EXERCISE PROMPT -
Search the listing below for the string "Management" and show each line that contains it.

(begin)

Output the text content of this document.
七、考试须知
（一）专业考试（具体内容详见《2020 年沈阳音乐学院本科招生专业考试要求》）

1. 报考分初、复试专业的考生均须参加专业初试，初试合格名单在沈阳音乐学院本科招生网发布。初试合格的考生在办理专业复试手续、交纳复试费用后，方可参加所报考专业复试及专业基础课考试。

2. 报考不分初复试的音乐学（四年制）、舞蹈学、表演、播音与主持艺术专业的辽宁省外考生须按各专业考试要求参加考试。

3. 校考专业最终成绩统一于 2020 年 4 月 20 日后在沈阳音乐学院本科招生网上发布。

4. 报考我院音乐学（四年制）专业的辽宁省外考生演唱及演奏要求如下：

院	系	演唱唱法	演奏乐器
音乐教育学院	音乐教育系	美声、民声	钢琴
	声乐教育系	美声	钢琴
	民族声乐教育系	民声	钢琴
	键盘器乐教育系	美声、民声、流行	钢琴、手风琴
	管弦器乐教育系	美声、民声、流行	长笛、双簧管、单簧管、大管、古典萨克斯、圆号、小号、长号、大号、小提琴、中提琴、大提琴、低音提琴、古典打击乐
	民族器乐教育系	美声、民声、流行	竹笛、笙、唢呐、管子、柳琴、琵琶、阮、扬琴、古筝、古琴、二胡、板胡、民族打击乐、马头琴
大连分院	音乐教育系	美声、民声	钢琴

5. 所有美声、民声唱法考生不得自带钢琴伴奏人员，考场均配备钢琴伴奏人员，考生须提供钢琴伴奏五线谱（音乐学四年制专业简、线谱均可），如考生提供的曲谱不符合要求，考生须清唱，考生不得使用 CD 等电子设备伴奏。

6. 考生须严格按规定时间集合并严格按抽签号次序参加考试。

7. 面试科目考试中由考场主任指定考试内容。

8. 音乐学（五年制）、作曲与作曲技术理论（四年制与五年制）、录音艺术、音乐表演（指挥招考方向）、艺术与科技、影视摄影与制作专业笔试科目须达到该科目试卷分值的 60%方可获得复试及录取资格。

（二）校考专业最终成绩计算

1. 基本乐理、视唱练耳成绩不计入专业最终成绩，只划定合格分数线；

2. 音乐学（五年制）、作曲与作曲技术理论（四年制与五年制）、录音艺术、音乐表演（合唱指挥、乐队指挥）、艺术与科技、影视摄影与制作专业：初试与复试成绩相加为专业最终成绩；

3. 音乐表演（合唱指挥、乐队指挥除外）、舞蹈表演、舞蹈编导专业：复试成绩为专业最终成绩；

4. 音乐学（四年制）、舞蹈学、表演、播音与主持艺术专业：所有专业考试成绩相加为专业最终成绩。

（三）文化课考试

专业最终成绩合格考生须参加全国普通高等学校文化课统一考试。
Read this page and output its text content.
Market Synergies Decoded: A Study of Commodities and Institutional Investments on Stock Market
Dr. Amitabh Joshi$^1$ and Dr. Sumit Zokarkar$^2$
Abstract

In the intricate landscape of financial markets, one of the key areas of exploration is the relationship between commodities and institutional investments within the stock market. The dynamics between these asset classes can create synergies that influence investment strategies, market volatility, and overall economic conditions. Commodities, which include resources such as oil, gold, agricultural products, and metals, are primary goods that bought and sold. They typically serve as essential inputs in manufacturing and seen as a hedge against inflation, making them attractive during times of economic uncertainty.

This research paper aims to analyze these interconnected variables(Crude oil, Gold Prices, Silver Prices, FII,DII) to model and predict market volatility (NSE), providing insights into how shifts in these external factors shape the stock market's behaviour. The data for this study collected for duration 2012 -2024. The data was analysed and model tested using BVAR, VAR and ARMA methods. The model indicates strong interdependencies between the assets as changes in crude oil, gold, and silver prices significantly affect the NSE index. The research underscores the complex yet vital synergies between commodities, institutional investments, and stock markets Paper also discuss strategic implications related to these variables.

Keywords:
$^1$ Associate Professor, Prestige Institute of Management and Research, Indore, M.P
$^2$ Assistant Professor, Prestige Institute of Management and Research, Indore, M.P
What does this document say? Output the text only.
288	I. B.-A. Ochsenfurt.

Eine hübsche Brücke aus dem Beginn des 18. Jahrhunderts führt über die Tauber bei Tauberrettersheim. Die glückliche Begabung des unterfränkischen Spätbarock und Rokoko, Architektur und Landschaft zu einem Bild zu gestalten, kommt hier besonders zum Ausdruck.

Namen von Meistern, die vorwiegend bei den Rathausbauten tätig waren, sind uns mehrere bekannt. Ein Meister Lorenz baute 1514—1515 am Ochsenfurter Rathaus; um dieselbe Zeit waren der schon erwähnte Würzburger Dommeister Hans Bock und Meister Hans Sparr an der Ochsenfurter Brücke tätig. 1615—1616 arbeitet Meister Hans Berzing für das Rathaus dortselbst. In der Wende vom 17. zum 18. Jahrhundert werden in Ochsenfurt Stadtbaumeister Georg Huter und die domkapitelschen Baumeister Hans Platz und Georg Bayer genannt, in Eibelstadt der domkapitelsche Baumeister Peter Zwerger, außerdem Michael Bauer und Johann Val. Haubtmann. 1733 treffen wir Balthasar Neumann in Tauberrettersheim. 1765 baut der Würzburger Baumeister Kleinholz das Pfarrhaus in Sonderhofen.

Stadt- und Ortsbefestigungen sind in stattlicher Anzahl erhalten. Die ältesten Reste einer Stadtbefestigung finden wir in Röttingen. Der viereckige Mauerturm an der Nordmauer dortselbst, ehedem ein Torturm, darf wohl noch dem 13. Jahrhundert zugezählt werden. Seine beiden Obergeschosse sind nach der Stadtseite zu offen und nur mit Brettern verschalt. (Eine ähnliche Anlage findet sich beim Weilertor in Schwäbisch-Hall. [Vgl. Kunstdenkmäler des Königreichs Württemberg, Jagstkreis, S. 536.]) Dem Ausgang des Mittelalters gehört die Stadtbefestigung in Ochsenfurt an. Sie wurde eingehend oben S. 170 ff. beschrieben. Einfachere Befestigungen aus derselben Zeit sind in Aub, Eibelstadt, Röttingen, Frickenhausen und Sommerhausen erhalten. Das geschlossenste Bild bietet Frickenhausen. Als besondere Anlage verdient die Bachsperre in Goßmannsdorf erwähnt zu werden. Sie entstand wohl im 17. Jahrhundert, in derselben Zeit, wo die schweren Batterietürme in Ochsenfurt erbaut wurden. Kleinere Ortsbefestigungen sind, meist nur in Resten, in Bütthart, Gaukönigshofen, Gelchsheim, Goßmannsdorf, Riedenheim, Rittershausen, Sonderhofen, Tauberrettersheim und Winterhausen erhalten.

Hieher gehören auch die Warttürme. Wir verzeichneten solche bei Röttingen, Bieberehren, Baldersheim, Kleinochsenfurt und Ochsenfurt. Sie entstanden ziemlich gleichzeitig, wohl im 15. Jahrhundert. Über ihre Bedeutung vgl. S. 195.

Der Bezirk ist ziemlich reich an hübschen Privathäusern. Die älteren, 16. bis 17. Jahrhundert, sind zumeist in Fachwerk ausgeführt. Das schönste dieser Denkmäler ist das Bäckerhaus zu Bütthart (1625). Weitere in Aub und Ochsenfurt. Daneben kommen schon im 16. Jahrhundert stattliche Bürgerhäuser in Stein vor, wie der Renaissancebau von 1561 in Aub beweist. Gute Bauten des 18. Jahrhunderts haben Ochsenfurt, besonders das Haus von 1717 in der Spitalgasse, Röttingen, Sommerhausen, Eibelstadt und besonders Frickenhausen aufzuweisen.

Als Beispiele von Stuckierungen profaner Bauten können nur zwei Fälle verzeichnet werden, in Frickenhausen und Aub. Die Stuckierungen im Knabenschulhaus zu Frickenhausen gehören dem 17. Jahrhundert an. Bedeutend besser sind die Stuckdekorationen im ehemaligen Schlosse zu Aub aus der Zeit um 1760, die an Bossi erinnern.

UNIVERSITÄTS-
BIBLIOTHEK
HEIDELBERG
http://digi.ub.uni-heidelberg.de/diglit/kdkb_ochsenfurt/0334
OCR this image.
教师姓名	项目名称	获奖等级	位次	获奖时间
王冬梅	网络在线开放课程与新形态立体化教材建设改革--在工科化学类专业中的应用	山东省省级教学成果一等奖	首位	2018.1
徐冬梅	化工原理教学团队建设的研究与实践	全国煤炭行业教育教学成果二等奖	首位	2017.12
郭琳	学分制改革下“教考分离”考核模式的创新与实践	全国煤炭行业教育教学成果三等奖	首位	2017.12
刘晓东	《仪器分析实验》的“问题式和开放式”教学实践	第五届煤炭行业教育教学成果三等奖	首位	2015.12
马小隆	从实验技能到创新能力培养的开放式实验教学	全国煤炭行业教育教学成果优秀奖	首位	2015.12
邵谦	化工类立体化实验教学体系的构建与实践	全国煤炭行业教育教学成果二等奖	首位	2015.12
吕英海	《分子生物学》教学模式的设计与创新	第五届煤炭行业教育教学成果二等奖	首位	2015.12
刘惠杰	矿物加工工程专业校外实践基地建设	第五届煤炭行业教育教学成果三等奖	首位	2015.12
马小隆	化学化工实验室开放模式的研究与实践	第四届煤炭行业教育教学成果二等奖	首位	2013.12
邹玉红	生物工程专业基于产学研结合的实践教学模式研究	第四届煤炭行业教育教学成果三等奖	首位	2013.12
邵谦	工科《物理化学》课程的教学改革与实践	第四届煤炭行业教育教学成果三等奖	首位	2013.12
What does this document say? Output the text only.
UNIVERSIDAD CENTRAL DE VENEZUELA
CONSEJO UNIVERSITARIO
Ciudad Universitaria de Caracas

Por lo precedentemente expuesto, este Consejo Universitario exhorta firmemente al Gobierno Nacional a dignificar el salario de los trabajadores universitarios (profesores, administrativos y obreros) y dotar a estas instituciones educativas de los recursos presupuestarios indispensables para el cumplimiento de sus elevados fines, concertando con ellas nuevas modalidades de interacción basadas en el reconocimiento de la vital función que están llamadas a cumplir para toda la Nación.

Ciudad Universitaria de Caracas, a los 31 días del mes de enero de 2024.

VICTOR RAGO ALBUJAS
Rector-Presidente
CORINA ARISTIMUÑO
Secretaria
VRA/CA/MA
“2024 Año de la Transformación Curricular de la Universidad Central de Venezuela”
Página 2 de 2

(end)

SOLUTION TO THE PROBLEM -
$^1$ Associate Professor, Prestige Institute of Management and Research, Indore, M.P
$^2$ Assistant Professor, Prestige Institute of Management and Research, Indore, M.P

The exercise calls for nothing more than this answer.